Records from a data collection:
--

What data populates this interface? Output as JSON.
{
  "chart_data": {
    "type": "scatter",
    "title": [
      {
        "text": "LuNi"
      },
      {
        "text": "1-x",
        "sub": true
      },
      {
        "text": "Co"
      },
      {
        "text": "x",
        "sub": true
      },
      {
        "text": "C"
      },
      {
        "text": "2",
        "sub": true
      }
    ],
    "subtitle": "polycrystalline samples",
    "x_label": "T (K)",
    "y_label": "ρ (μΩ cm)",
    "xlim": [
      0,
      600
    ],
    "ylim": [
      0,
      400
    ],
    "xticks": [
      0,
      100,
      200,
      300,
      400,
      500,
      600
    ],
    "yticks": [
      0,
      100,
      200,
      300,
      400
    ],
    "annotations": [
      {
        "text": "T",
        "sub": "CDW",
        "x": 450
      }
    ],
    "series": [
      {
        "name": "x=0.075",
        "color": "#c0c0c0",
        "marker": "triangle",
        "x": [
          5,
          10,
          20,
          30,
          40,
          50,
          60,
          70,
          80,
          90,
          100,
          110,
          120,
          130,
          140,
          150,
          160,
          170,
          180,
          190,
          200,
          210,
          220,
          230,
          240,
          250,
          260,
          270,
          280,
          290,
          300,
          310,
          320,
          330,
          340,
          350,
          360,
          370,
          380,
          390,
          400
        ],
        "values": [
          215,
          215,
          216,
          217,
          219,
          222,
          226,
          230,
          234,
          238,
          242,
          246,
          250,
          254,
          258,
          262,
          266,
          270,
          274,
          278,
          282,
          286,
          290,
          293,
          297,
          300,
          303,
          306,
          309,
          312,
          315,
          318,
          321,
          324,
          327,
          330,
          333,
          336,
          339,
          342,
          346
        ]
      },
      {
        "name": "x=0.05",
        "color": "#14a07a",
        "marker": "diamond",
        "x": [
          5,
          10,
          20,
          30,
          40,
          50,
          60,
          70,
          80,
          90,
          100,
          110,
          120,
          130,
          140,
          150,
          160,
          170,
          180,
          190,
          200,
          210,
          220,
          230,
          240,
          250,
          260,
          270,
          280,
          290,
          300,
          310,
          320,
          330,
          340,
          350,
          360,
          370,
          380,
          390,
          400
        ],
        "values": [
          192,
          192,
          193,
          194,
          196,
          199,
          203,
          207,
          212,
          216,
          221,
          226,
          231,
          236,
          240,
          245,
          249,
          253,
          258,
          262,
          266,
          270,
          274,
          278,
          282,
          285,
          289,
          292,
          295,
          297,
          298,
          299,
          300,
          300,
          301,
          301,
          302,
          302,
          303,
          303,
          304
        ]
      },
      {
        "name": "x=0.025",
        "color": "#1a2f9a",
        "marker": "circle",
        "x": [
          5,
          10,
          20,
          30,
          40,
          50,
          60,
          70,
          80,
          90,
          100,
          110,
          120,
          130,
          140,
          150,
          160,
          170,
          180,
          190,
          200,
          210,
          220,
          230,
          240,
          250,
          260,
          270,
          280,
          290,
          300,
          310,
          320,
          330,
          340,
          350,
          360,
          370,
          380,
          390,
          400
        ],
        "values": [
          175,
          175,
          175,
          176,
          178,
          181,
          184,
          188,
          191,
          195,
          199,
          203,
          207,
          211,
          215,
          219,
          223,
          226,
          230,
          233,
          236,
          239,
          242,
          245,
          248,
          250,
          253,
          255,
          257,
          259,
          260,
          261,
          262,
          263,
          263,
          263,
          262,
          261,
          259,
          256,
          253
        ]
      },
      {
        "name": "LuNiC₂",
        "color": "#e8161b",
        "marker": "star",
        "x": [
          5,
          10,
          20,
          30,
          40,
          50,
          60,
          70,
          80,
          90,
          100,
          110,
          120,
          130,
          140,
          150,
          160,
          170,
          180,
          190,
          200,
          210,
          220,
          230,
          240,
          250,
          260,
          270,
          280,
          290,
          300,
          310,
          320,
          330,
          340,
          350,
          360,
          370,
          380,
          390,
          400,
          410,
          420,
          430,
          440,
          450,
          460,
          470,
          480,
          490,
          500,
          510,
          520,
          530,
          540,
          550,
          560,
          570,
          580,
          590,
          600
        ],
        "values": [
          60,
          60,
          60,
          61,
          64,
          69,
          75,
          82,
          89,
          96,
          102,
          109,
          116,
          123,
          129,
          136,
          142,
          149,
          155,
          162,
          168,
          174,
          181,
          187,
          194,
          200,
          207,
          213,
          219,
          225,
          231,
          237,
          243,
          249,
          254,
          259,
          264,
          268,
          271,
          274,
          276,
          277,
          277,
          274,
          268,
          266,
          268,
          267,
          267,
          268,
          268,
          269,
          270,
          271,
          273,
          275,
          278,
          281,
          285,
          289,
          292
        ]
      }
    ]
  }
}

--

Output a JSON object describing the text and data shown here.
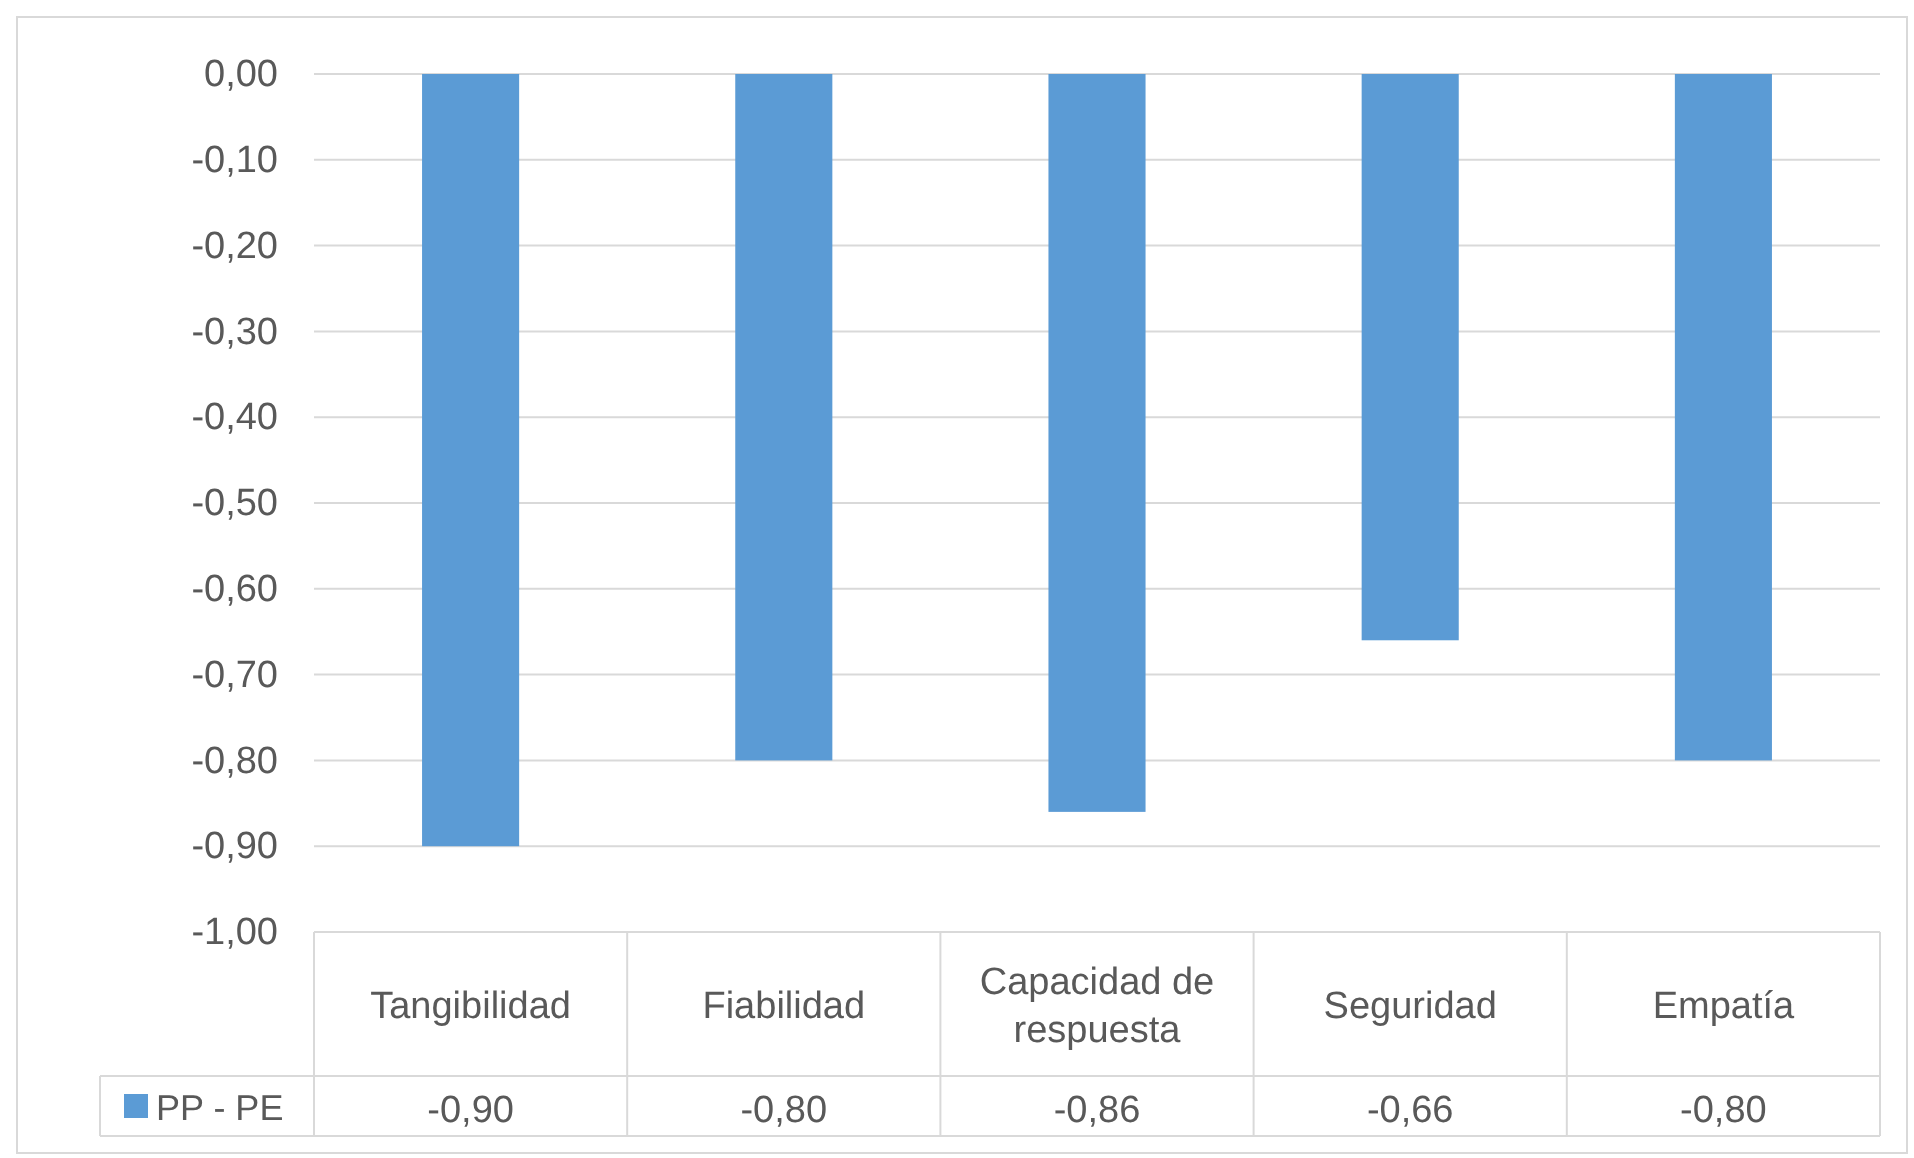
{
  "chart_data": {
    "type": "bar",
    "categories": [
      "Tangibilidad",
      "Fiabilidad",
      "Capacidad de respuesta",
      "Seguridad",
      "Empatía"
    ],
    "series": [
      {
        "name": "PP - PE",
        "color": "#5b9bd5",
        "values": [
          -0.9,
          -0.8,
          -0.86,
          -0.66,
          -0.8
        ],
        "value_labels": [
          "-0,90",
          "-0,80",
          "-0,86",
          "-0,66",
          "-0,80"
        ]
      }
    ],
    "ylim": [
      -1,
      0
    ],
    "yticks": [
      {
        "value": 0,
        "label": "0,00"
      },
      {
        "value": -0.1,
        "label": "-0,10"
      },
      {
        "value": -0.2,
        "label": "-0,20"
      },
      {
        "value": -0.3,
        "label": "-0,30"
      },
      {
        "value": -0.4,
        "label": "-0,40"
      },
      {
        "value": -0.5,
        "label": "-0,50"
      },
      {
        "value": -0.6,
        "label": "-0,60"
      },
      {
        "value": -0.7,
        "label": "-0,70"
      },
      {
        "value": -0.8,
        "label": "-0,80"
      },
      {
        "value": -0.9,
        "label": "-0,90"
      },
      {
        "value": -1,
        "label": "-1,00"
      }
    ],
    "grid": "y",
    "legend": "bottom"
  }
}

--

● What is needed:
Copy each line above that contains the word "marker".

● Answer to this task:
        "marker": "triangle",
        "marker": "diamond",
        "marker": "circle",
        "marker": "star",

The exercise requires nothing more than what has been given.